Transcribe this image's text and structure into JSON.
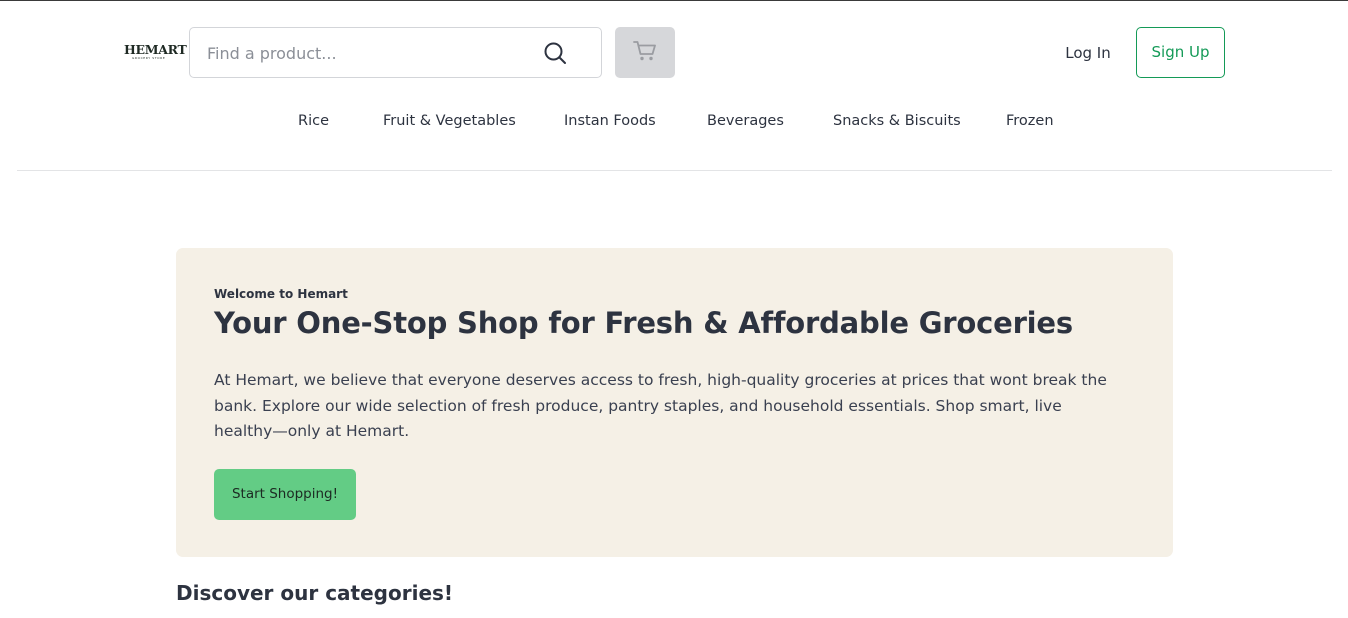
{
  "header": {
    "logo": {
      "brand": "HEMART",
      "tagline": "GROCERY STORE"
    },
    "search": {
      "placeholder": "Find a product...",
      "value": ""
    },
    "cart": {
      "icon": "cart-icon"
    },
    "login_label": "Log In",
    "signup_label": "Sign Up"
  },
  "nav": {
    "categories": [
      "Rice",
      "Fruit & Vegetables",
      "Instan Foods",
      "Beverages",
      "Snacks & Biscuits",
      "Frozen"
    ]
  },
  "hero": {
    "eyebrow": "Welcome to Hemart",
    "title": "Your One-Stop Shop for Fresh & Affordable Groceries",
    "description": "At Hemart, we believe that everyone deserves access to fresh, high-quality groceries at prices that wont break the bank. Explore our wide selection of fresh produce, pantry staples, and household essentials. Shop smart, live healthy—only at Hemart.",
    "cta_label": "Start Shopping!"
  },
  "categories_section": {
    "heading": "Discover our categories!"
  },
  "colors": {
    "accent_green": "#149a57",
    "cta_green": "#63cc85",
    "hero_bg": "#f5f0e6",
    "text_dark": "#2d3340"
  }
}
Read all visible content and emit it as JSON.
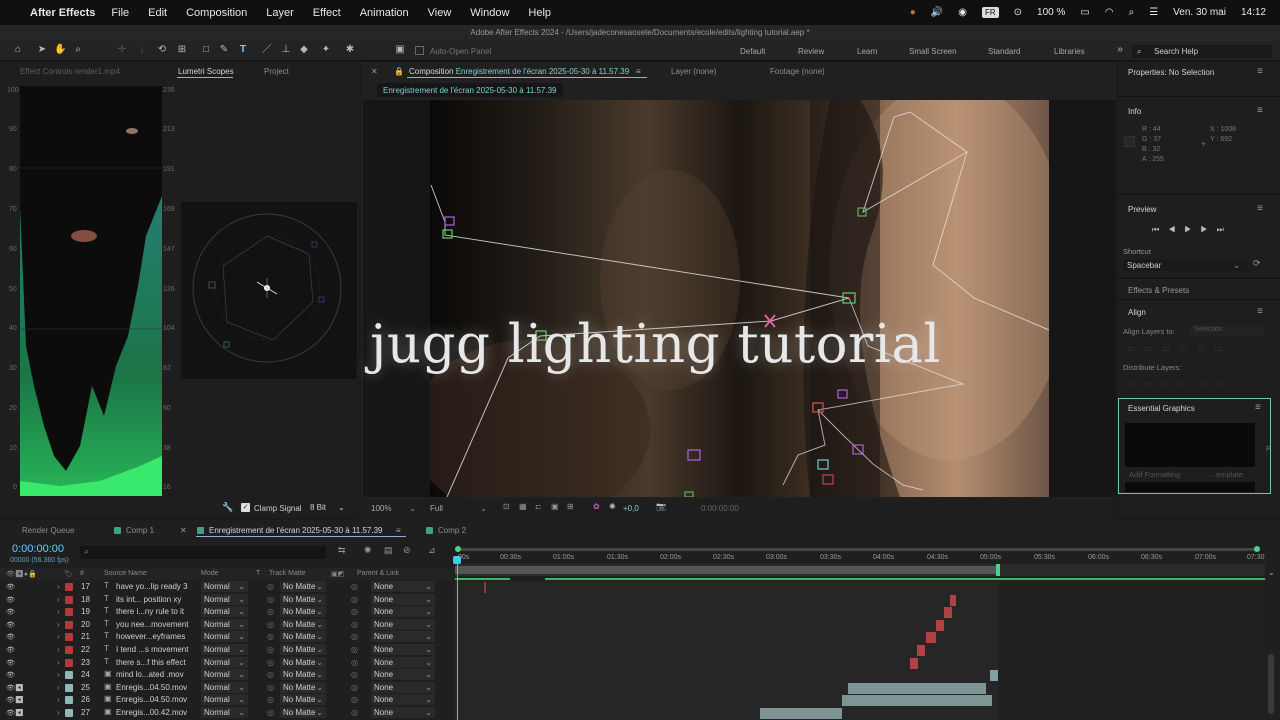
{
  "menubar": {
    "app": "After Effects",
    "items": [
      "File",
      "Edit",
      "Composition",
      "Layer",
      "Effect",
      "Animation",
      "View",
      "Window",
      "Help"
    ],
    "lang": "FR",
    "battery": "100 %",
    "date": "Ven. 30 mai",
    "time": "14:12"
  },
  "window": {
    "title": "Adobe After Effects 2024 - /Users/jadeconesaosete/Documents/ecole/edits/lighting tutorial.aep *"
  },
  "toolbar": {
    "auto_open": "Auto-Open Panel",
    "workspaces": [
      "Default",
      "Review",
      "Learn",
      "Small Screen",
      "Standard",
      "Libraries"
    ],
    "search": "Search Help"
  },
  "left_panel": {
    "tabs": [
      "Effect Controls render1.mp4",
      "Lumetri Scopes",
      "Project"
    ],
    "wave_left": [
      "100",
      "90",
      "80",
      "70",
      "60",
      "50",
      "40",
      "30",
      "20",
      "10",
      "0"
    ],
    "wave_right": [
      "235",
      "213",
      "191",
      "169",
      "147",
      "126",
      "104",
      "82",
      "60",
      "38",
      "16"
    ],
    "clamp": "Clamp Signal",
    "bits": "8 Bit"
  },
  "comp": {
    "tab_prefix": "Composition",
    "tab_name": "Enregistrement de l'écran 2025-05-30 à 11.57.39",
    "layer_tab": "Layer (none)",
    "footage_tab": "Footage (none)",
    "subtab": "Enregistrement de l'écran 2025-05-30 à 11.57.39",
    "headline": "jugg lighting tutorial",
    "zoom": "100%",
    "quality": "Full",
    "exposure": "+0,0",
    "timecode": "0:00:00:00"
  },
  "right_panel": {
    "properties": "Properties: No Selection",
    "info": "Info",
    "info_rgb": [
      "R : 44",
      "G : 37",
      "B : 32",
      "A : 255"
    ],
    "info_xy": [
      "X : 1008",
      "Y : 692"
    ],
    "preview": "Preview",
    "shortcut_label": "Shortcut",
    "shortcut": "Spacebar",
    "effects": "Effects & Presets",
    "align": "Align",
    "align_to": "Align Layers to:",
    "align_sel": "Selection",
    "distribute": "Distribute Layers:",
    "eg": "Essential Graphics",
    "eg_add": "Add Formatting",
    "eg_template": "...emplate"
  },
  "timeline": {
    "tabs": [
      "Render Queue",
      "Comp 1",
      "Enregistrement de l'écran 2025-05-30 à 11.57.39",
      "Comp 2"
    ],
    "timecode": "0:00:00:00",
    "fps": "00000 (56.360 fps)",
    "col_source": "Source Name",
    "col_mode": "Mode",
    "col_t": "T",
    "col_track": "Track Matte",
    "col_parent": "Parent & Link",
    "ruler": [
      "00s",
      "00:30s",
      "01:00s",
      "01:30s",
      "02:00s",
      "02:30s",
      "03:00s",
      "03:30s",
      "04:00s",
      "04:30s",
      "05:00s",
      "05:30s",
      "06:00s",
      "06:30s",
      "07:00s",
      "07:30"
    ],
    "layers": [
      {
        "num": "17",
        "type": "T",
        "name": "have yo...lip ready 3",
        "mode": "Normal",
        "matte": "No Matte",
        "parent": "None",
        "color": "#b23a3a"
      },
      {
        "num": "18",
        "type": "T",
        "name": "its int... position xy",
        "mode": "Normal",
        "matte": "No Matte",
        "parent": "None",
        "color": "#b23a3a"
      },
      {
        "num": "19",
        "type": "T",
        "name": "there i...ny rule to it",
        "mode": "Normal",
        "matte": "No Matte",
        "parent": "None",
        "color": "#b23a3a"
      },
      {
        "num": "20",
        "type": "T",
        "name": "you nee...movement",
        "mode": "Normal",
        "matte": "No Matte",
        "parent": "None",
        "color": "#b23a3a"
      },
      {
        "num": "21",
        "type": "T",
        "name": "however...eyframes",
        "mode": "Normal",
        "matte": "No Matte",
        "parent": "None",
        "color": "#b23a3a"
      },
      {
        "num": "22",
        "type": "T",
        "name": "I tend ...s movement",
        "mode": "Normal",
        "matte": "No Matte",
        "parent": "None",
        "color": "#b23a3a"
      },
      {
        "num": "23",
        "type": "T",
        "name": "there s...f this effect",
        "mode": "Normal",
        "matte": "No Matte",
        "parent": "None",
        "color": "#b23a3a"
      },
      {
        "num": "24",
        "type": "▣",
        "name": "mind lo...ated .mov",
        "mode": "Normal",
        "matte": "No Matte",
        "parent": "None",
        "color": "#8fb8b8"
      },
      {
        "num": "25",
        "type": "▣",
        "name": "Enregis...04.50.mov",
        "mode": "Normal",
        "matte": "No Matte",
        "parent": "None",
        "color": "#8fb8b8"
      },
      {
        "num": "26",
        "type": "▣",
        "name": "Enregis...04.50.mov",
        "mode": "Normal",
        "matte": "No Matte",
        "parent": "None",
        "color": "#8fb8b8"
      },
      {
        "num": "27",
        "type": "▣",
        "name": "Enregis...00.42.mov",
        "mode": "Normal",
        "matte": "No Matte",
        "parent": "None",
        "color": "#8fb8b8"
      }
    ]
  }
}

============================================================

> **Written instruction**
Omit every picture while copying the listing above exactly.

> **The reply**
Transcribe this image's text and structure into JSON.
{
  "header": {
    "logo": {
      "brand": "HEMART",
      "tagline": "GROCERY STORE"
    },
    "search": {
      "placeholder": "Find a product...",
      "value": ""
    },
    "cart": {
      "icon": "cart-icon"
    },
    "login_label": "Log In",
    "signup_label": "Sign Up"
  },
  "nav": {
    "categories": [
      "Rice",
      "Fruit & Vegetables",
      "Instan Foods",
      "Beverages",
      "Snacks & Biscuits",
      "Frozen"
    ]
  },
  "hero": {
    "eyebrow": "Welcome to Hemart",
    "title": "Your One-Stop Shop for Fresh & Affordable Groceries",
    "description": "At Hemart, we believe that everyone deserves access to fresh, high-quality groceries at prices that wont break the bank. Explore our wide selection of fresh produce, pantry staples, and household essentials. Shop smart, live healthy—only at Hemart.",
    "cta_label": "Start Shopping!"
  },
  "categories_section": {
    "heading": "Discover our categories!"
  },
  "colors": {
    "accent_green": "#149a57",
    "cta_green": "#63cc85",
    "hero_bg": "#f5f0e6",
    "text_dark": "#2d3340"
  }
}
Read all visible content and emit it as JSON.
{
  "menubar": {
    "app": "After Effects",
    "items": [
      "File",
      "Edit",
      "Composition",
      "Layer",
      "Effect",
      "Animation",
      "View",
      "Window",
      "Help"
    ],
    "lang": "FR",
    "battery": "100 %",
    "date": "Ven. 30 mai",
    "time": "14:12"
  },
  "window": {
    "title": "Adobe After Effects 2024 - /Users/jadeconesaosete/Documents/ecole/edits/lighting tutorial.aep *"
  },
  "toolbar": {
    "auto_open": "Auto-Open Panel",
    "workspaces": [
      "Default",
      "Review",
      "Learn",
      "Small Screen",
      "Standard",
      "Libraries"
    ],
    "search": "Search Help"
  },
  "left_panel": {
    "tabs": [
      "Effect Controls render1.mp4",
      "Lumetri Scopes",
      "Project"
    ],
    "wave_left": [
      "100",
      "90",
      "80",
      "70",
      "60",
      "50",
      "40",
      "30",
      "20",
      "10",
      "0"
    ],
    "wave_right": [
      "235",
      "213",
      "191",
      "169",
      "147",
      "126",
      "104",
      "82",
      "60",
      "38",
      "16"
    ],
    "clamp": "Clamp Signal",
    "bits": "8 Bit"
  },
  "comp": {
    "tab_prefix": "Composition",
    "tab_name": "Enregistrement de l'écran 2025-05-30 à 11.57.39",
    "layer_tab": "Layer (none)",
    "footage_tab": "Footage (none)",
    "subtab": "Enregistrement de l'écran 2025-05-30 à 11.57.39",
    "headline": "jugg lighting tutorial",
    "zoom": "100%",
    "quality": "Full",
    "exposure": "+0,0",
    "timecode": "0:00:00:00"
  },
  "right_panel": {
    "properties": "Properties: No Selection",
    "info": "Info",
    "info_rgb": [
      "R : 44",
      "G : 37",
      "B : 32",
      "A : 255"
    ],
    "info_xy": [
      "X : 1008",
      "Y : 692"
    ],
    "preview": "Preview",
    "shortcut_label": "Shortcut",
    "shortcut": "Spacebar",
    "effects": "Effects & Presets",
    "align": "Align",
    "align_to": "Align Layers to:",
    "align_sel": "Selection",
    "distribute": "Distribute Layers:",
    "eg": "Essential Graphics",
    "eg_add": "Add Formatting",
    "eg_template": "...emplate"
  },
  "timeline": {
    "tabs": [
      "Render Queue",
      "Comp 1",
      "Enregistrement de l'écran 2025-05-30 à 11.57.39",
      "Comp 2"
    ],
    "timecode": "0:00:00:00",
    "fps": "00000 (56.360 fps)",
    "col_source": "Source Name",
    "col_mode": "Mode",
    "col_t": "T",
    "col_track": "Track Matte",
    "col_parent": "Parent & Link",
    "ruler": [
      "00s",
      "00:30s",
      "01:00s",
      "01:30s",
      "02:00s",
      "02:30s",
      "03:00s",
      "03:30s",
      "04:00s",
      "04:30s",
      "05:00s",
      "05:30s",
      "06:00s",
      "06:30s",
      "07:00s",
      "07:30"
    ],
    "layers": [
      {
        "num": "17",
        "type": "T",
        "name": "have yo...lip ready 3",
        "mode": "Normal",
        "matte": "No Matte",
        "parent": "None",
        "color": "#b23a3a"
      },
      {
        "num": "18",
        "type": "T",
        "name": "its int... position xy",
        "mode": "Normal",
        "matte": "No Matte",
        "parent": "None",
        "color": "#b23a3a"
      },
      {
        "num": "19",
        "type": "T",
        "name": "there i...ny rule to it",
        "mode": "Normal",
        "matte": "No Matte",
        "parent": "None",
        "color": "#b23a3a"
      },
      {
        "num": "20",
        "type": "T",
        "name": "you nee...movement",
        "mode": "Normal",
        "matte": "No Matte",
        "parent": "None",
        "color": "#b23a3a"
      },
      {
        "num": "21",
        "type": "T",
        "name": "however...eyframes",
        "mode": "Normal",
        "matte": "No Matte",
        "parent": "None",
        "color": "#b23a3a"
      },
      {
        "num": "22",
        "type": "T",
        "name": "I tend ...s movement",
        "mode": "Normal",
        "matte": "No Matte",
        "parent": "None",
        "color": "#b23a3a"
      },
      {
        "num": "23",
        "type": "T",
        "name": "there s...f this effect",
        "mode": "Normal",
        "matte": "No Matte",
        "parent": "None",
        "color": "#b23a3a"
      },
      {
        "num": "24",
        "type": "▣",
        "name": "mind lo...ated .mov",
        "mode": "Normal",
        "matte": "No Matte",
        "parent": "None",
        "color": "#8fb8b8"
      },
      {
        "num": "25",
        "type": "▣",
        "name": "Enregis...04.50.mov",
        "mode": "Normal",
        "matte": "No Matte",
        "parent": "None",
        "color": "#8fb8b8"
      },
      {
        "num": "26",
        "type": "▣",
        "name": "Enregis...04.50.mov",
        "mode": "Normal",
        "matte": "No Matte",
        "parent": "None",
        "color": "#8fb8b8"
      },
      {
        "num": "27",
        "type": "▣",
        "name": "Enregis...00.42.mov",
        "mode": "Normal",
        "matte": "No Matte",
        "parent": "None",
        "color": "#8fb8b8"
      }
    ]
  }
}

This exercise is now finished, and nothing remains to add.